> [What is required] Produce an exact copy of all the records.

> [Records]
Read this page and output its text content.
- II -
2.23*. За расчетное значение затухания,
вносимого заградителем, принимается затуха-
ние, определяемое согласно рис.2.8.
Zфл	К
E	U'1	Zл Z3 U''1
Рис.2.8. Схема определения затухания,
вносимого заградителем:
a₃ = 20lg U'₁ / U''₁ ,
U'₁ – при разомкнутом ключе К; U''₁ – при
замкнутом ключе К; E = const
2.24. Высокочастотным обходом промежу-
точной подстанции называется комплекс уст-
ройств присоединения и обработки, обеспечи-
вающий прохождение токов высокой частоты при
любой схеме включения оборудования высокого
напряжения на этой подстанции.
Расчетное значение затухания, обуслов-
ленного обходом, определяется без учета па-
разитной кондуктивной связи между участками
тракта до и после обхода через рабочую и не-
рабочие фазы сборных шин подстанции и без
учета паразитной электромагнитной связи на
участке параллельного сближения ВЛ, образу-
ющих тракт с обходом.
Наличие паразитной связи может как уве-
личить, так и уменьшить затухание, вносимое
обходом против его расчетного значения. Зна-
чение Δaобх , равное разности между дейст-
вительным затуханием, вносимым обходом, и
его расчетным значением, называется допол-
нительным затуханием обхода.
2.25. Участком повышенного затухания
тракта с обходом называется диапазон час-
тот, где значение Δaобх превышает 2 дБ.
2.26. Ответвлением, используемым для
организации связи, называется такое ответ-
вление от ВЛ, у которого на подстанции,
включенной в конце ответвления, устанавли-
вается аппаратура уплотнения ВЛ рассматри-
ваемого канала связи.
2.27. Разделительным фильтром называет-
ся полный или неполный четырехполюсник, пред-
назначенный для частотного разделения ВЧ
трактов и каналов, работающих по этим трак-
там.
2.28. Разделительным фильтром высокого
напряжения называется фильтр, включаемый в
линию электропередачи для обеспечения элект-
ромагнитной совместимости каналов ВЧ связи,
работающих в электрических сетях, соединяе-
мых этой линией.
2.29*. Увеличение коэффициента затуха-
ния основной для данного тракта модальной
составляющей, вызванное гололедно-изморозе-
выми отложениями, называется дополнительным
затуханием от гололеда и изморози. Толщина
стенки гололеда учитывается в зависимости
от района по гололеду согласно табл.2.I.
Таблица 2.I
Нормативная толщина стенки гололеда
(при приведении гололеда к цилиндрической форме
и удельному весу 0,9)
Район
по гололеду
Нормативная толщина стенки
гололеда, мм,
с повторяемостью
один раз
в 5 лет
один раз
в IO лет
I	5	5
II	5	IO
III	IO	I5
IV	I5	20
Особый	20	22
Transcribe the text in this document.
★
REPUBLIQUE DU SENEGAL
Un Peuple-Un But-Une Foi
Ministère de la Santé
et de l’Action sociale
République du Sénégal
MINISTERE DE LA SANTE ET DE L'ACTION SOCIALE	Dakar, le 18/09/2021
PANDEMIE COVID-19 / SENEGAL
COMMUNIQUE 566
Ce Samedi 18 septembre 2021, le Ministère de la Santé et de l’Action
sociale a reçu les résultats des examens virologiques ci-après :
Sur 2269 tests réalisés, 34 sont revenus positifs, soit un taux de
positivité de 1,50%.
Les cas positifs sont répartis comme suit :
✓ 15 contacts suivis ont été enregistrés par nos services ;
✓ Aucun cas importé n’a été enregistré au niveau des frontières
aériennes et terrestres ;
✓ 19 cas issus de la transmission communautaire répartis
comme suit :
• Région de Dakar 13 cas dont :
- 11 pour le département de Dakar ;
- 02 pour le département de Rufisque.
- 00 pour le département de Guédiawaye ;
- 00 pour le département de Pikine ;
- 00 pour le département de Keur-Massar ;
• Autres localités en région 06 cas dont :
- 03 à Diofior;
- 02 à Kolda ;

> [Written solution]
Read this page and output its text content.
- II -
2.23*. За расчетное значение затухания,
вносимого заградителем, принимается затуха-
ние, определяемое согласно рис.2.8.
Zфл	К
E	U'1	Zл Z3 U''1
Рис.2.8. Схема определения затухания,
вносимого заградителем:
a₃ = 20lg U'₁ / U''₁ ,
U'₁ – при разомкнутом ключе К; U''₁ – при
замкнутом ключе К; E = const
2.24. Высокочастотным обходом промежу-
точной подстанции называется комплекс уст-
ройств присоединения и обработки, обеспечи-
вающий прохождение токов высокой частоты при
любой схеме включения оборудования высокого
напряжения на этой подстанции.
Расчетное значение затухания, обуслов-
ленного обходом, определяется без учета па-
разитной кондуктивной связи между участками
тракта до и после обхода через рабочую и не-
рабочие фазы сборных шин подстанции и без
учета паразитной электромагнитной связи на
участке параллельного сближения ВЛ, образу-
ющих тракт с обходом.
Наличие паразитной связи может как уве-
личить, так и уменьшить затухание, вносимое
обходом против его расчетного значения. Зна-
чение Δaобх , равное разности между дейст-
вительным затуханием, вносимым обходом, и
его расчетным значением, называется допол-
нительным затуханием обхода.
2.25. Участком повышенного затухания
тракта с обходом называется диапазон час-
тот, где значение Δaобх превышает 2 дБ.
2.26. Ответвлением, используемым для
организации связи, называется такое ответ-
вление от ВЛ, у которого на подстанции,
включенной в конце ответвления, устанавли-
вается аппаратура уплотнения ВЛ рассматри-
ваемого канала связи.
2.27. Разделительным фильтром называет-
ся полный или неполный четырехполюсник, пред-
назначенный для частотного разделения ВЧ
трактов и каналов, работающих по этим трак-
там.
2.28. Разделительным фильтром высокого
напряжения называется фильтр, включаемый в
линию электропередачи для обеспечения элект-
ромагнитной совместимости каналов ВЧ связи,
работающих в электрических сетях, соединяе-
мых этой линией.
2.29*. Увеличение коэффициента затуха-
ния основной для данного тракта модальной
составляющей, вызванное гололедно-изморозе-
выми отложениями, называется дополнительным
затуханием от гололеда и изморози. Толщина
стенки гололеда учитывается в зависимости
от района по гололеду согласно табл.2.I.
Таблица 2.I
Нормативная толщина стенки гололеда
(при приведении гололеда к цилиндрической форме
и удельному весу 0,9)
Район
по гололеду
Нормативная толщина стенки
гололеда, мм,
с повторяемостью
один раз
в 5 лет
один раз
в IO лет
I	5	5
II	5	IO
III	IO	I5
IV	I5	20
Особый	20	22
Transcribe the text in this document.
★
REPUBLIQUE DU SENEGAL
Un Peuple-Un But-Une Foi
Ministère de la Santé
et de l’Action sociale
République du Sénégal
MINISTERE DE LA SANTE ET DE L'ACTION SOCIALE	Dakar, le 18/09/2021
PANDEMIE COVID-19 / SENEGAL
COMMUNIQUE 566
Ce Samedi 18 septembre 2021, le Ministère de la Santé et de l’Action
sociale a reçu les résultats des examens virologiques ci-après :
Sur 2269 tests réalisés, 34 sont revenus positifs, soit un taux de
positivité de 1,50%.
Les cas positifs sont répartis comme suit :
✓ 15 contacts suivis ont été enregistrés par nos services ;
✓ Aucun cas importé n’a été enregistré au niveau des frontières
aériennes et terrestres ;
✓ 19 cas issus de la transmission communautaire répartis
comme suit :
• Région de Dakar 13 cas dont :
- 11 pour le département de Dakar ;
- 02 pour le département de Rufisque.
- 00 pour le département de Guédiawaye ;
- 00 pour le département de Pikine ;
- 00 pour le département de Keur-Massar ;
• Autres localités en région 06 cas dont :
- 03 à Diofior;
- 02 à Kolda ;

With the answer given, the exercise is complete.